GIVEN EXERCISE: Select, from the data, each line where "earn" occurs.

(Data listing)
_ _ _ _
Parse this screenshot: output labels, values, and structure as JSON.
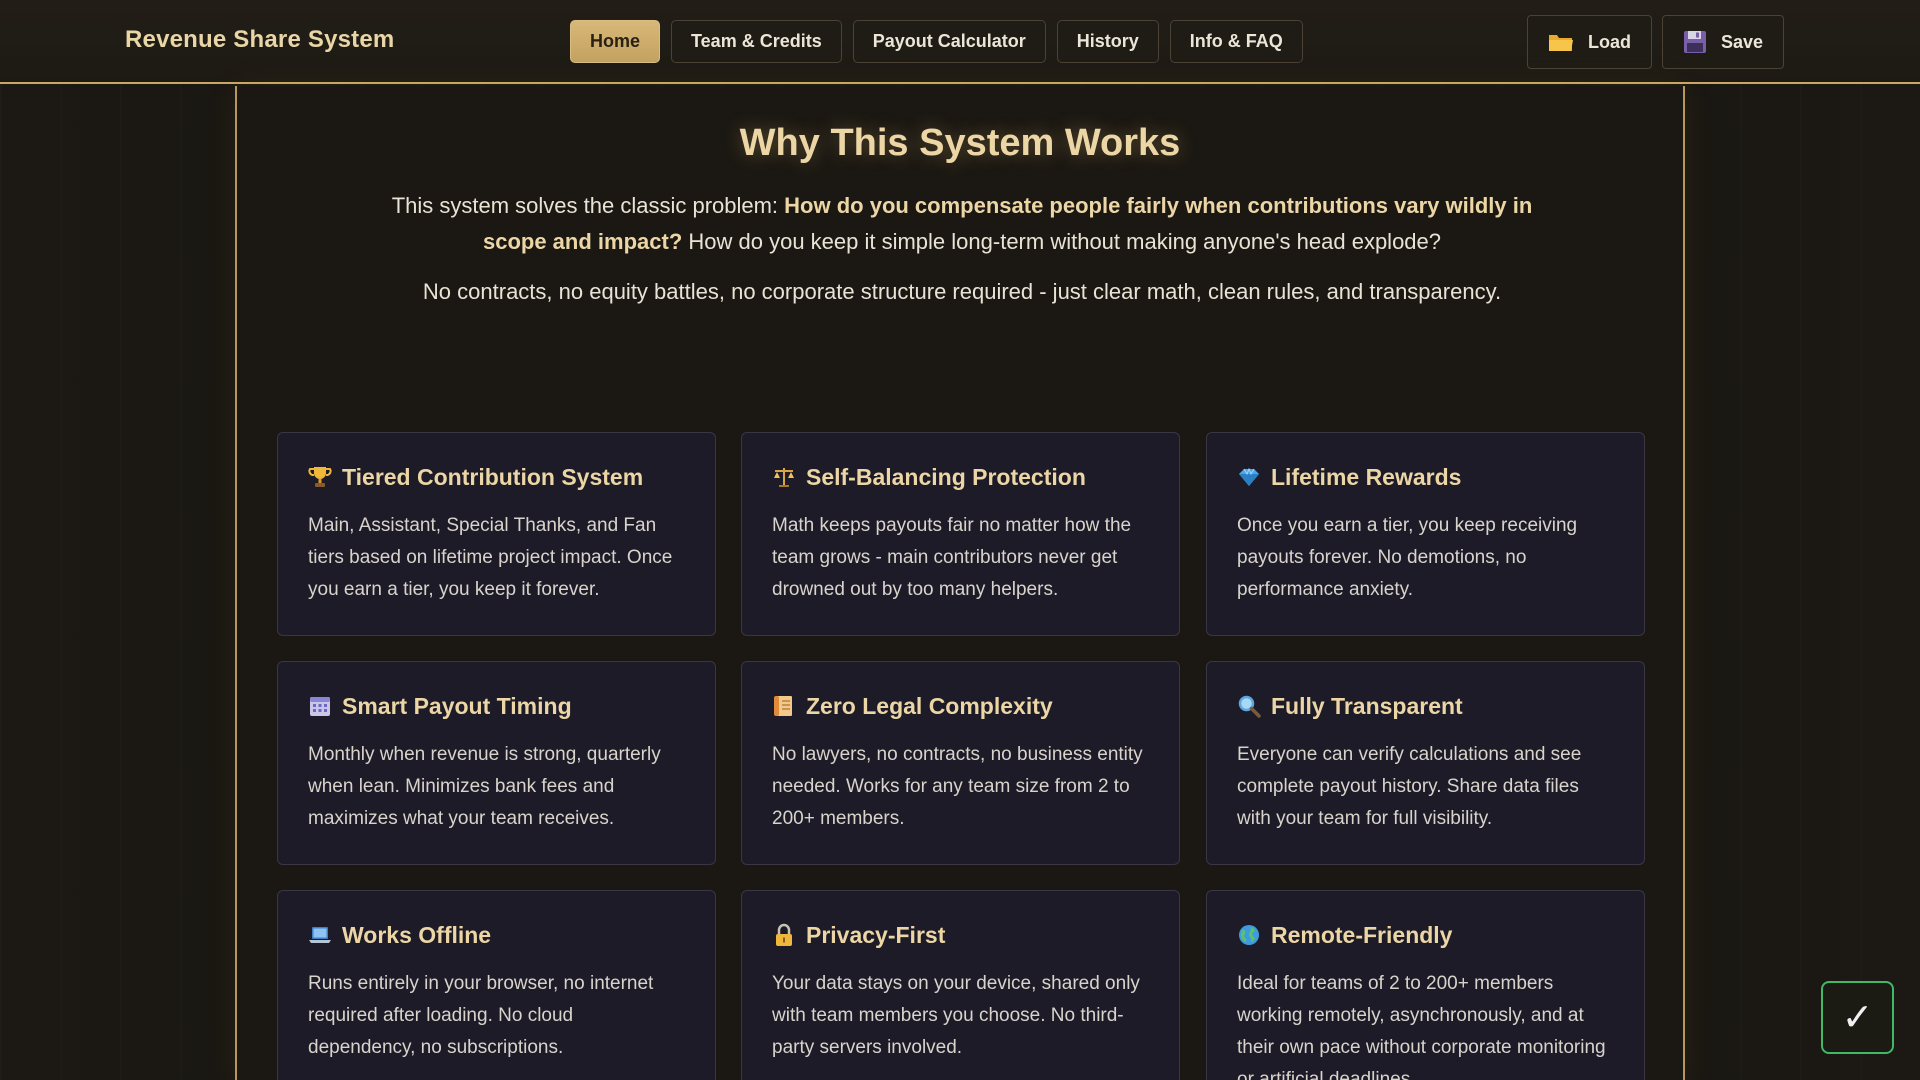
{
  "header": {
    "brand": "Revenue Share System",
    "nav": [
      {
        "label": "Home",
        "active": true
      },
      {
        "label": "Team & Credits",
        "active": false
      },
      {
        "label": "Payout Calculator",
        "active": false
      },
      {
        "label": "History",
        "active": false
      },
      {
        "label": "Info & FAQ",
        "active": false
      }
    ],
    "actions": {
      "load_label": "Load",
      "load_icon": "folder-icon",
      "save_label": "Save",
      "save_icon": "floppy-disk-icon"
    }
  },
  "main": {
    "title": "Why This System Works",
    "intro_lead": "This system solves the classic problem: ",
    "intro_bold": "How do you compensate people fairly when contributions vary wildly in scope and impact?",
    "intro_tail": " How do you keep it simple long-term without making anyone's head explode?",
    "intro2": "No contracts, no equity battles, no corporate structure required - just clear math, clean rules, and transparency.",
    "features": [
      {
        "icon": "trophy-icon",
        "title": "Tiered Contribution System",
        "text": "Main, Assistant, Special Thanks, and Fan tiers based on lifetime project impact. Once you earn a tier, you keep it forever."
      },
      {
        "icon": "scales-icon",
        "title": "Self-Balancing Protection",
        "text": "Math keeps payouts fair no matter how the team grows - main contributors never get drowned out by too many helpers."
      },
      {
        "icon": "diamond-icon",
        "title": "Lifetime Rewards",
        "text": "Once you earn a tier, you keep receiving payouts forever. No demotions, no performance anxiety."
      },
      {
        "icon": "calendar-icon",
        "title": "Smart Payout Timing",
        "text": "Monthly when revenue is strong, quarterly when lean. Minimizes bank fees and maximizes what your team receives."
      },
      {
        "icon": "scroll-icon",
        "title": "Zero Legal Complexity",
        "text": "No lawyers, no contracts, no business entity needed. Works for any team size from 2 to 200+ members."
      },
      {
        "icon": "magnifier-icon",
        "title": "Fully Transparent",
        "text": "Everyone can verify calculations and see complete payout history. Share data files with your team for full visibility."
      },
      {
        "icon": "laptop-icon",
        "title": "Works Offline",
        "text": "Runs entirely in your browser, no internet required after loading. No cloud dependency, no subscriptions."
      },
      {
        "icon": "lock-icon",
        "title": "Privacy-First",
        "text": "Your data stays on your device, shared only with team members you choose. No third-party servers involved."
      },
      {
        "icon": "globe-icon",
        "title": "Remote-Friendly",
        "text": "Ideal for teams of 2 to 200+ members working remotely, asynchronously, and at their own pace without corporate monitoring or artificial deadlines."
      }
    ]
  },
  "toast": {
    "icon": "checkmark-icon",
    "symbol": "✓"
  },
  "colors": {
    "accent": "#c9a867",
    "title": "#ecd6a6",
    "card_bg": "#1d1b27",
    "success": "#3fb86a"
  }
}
_ _ _ _
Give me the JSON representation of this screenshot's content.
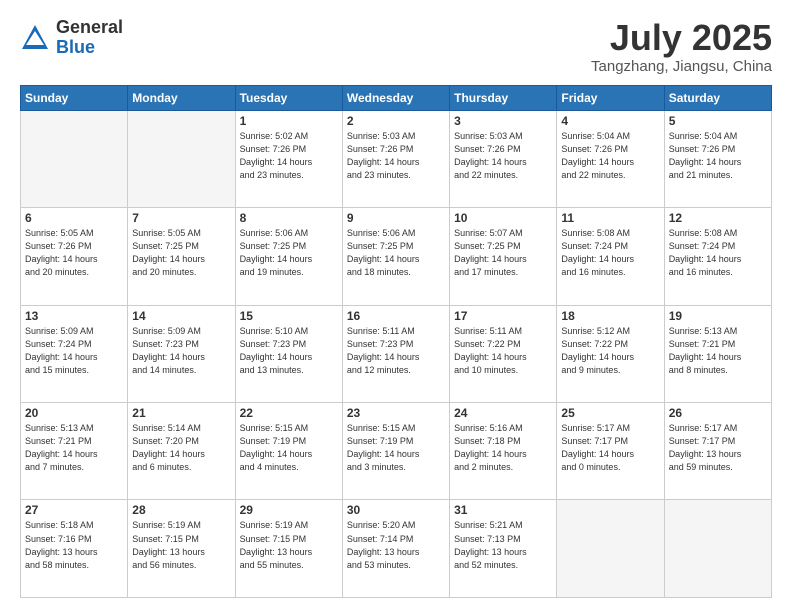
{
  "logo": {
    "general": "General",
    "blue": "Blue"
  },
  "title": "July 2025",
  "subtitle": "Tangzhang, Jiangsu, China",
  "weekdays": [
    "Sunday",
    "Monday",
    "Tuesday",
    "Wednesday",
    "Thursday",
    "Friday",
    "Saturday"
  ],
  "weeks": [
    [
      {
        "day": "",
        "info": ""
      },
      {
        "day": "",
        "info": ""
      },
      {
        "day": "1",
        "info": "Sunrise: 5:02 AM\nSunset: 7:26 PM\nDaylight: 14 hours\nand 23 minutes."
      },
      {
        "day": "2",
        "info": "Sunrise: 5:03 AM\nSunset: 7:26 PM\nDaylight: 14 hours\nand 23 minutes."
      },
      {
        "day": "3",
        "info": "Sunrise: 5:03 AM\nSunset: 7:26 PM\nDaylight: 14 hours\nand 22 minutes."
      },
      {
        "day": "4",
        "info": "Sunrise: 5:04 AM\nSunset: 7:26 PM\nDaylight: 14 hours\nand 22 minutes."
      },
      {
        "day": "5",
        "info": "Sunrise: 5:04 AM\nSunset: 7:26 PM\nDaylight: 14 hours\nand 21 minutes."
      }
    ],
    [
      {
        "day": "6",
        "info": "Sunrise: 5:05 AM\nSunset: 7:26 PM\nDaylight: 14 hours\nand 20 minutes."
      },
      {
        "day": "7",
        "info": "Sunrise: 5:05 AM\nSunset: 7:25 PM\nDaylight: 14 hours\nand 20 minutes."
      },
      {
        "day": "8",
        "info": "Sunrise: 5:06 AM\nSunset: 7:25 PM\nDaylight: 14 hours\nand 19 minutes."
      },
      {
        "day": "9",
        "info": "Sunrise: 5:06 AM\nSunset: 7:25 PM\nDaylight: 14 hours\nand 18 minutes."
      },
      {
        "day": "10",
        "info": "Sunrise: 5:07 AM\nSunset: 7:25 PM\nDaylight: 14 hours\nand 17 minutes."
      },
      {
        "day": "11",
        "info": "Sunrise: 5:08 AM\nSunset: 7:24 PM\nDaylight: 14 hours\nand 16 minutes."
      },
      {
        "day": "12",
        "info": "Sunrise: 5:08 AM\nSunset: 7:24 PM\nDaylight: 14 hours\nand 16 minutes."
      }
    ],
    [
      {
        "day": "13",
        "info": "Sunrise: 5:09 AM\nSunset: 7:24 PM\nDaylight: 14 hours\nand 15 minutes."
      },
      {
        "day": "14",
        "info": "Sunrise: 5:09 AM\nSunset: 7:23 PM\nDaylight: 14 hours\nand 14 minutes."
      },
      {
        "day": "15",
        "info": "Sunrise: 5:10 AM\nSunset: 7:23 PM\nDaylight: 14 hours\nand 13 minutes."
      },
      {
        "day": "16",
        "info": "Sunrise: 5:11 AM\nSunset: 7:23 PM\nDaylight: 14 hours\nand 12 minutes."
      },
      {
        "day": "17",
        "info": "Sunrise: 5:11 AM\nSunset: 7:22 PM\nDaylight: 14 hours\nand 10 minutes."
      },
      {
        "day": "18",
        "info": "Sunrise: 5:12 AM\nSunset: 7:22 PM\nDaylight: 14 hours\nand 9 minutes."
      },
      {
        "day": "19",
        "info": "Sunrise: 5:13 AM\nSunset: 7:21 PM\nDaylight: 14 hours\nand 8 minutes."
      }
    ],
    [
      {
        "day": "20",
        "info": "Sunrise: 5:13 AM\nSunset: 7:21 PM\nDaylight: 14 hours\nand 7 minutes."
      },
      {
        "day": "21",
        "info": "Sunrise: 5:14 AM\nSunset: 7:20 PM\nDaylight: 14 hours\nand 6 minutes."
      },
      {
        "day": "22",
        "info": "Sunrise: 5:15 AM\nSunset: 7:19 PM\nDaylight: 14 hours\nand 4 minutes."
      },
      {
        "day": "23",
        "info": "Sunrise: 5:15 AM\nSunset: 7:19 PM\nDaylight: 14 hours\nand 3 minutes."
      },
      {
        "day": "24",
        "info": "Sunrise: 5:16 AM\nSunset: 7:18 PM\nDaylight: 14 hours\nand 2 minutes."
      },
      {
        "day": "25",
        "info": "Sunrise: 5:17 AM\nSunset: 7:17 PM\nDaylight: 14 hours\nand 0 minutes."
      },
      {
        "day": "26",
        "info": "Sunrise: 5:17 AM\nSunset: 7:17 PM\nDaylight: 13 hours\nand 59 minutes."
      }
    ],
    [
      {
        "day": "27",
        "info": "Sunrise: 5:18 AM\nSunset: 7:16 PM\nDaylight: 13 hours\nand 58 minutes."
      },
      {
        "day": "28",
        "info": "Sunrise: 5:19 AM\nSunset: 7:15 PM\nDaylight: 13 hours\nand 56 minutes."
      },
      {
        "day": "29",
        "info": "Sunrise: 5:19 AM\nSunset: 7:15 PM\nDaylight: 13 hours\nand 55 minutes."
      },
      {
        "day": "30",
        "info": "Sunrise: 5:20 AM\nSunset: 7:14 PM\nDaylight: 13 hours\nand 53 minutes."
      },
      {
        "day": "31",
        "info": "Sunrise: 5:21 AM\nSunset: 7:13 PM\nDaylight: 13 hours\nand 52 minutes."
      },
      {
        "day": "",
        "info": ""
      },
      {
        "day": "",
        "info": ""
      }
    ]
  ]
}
_ _ _ _
RESULT FOR THIS TASK:
        "text": "Main, Assistant, Special Thanks, and Fan tiers based on lifetime project impact. Once you earn a tier, you keep it forever."
        "text": "Once you earn a tier, you keep receiving payouts forever. No demotions, no performance anxiety."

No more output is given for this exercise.